## start Records for the exercise

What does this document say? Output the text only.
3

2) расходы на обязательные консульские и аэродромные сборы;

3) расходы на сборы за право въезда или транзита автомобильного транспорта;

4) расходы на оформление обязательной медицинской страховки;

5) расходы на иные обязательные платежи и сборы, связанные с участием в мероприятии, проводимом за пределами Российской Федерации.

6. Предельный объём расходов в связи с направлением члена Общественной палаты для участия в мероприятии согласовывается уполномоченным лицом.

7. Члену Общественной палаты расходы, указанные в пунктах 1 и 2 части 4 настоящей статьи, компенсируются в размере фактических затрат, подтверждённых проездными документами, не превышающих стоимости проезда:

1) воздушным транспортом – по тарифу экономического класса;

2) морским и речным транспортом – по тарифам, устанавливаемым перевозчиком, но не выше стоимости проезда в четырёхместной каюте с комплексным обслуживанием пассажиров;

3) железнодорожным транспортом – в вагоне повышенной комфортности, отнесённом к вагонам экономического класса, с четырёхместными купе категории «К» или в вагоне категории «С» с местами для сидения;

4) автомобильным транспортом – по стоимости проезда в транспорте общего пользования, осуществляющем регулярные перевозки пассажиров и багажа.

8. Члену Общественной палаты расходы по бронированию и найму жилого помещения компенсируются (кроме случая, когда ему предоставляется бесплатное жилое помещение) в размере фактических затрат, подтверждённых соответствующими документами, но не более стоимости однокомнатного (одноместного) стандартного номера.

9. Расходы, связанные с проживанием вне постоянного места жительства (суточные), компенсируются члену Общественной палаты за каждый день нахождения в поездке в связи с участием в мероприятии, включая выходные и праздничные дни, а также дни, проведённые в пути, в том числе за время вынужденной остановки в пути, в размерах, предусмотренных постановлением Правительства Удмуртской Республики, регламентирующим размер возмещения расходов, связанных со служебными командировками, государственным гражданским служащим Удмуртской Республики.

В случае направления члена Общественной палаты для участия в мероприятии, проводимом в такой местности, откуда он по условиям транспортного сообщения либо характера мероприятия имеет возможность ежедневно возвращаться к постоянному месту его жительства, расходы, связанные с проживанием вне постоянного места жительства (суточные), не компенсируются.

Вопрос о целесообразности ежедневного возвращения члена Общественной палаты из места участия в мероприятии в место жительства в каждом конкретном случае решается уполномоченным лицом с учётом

## end Records for the exercise

## What is being asked
Only lines holding the string "документами" are wanted; gather each one from the entries above.

## Output for this exercise
7. Члену Общественной палаты расходы, указанные в пунктах 1 и 2 части 4 настоящей статьи, компенсируются в размере фактических затрат, подтверждённых проездными документами, не превышающих стоимости проезда:
8. Члену Общественной палаты расходы по бронированию и найму жилого помещения компенсируются (кроме случая, когда ему предоставляется бесплатное жилое помещение) в размере фактических затрат, подтверждённых соответствующими документами, но не более стоимости однокомнатного (одноместного) стандартного номера.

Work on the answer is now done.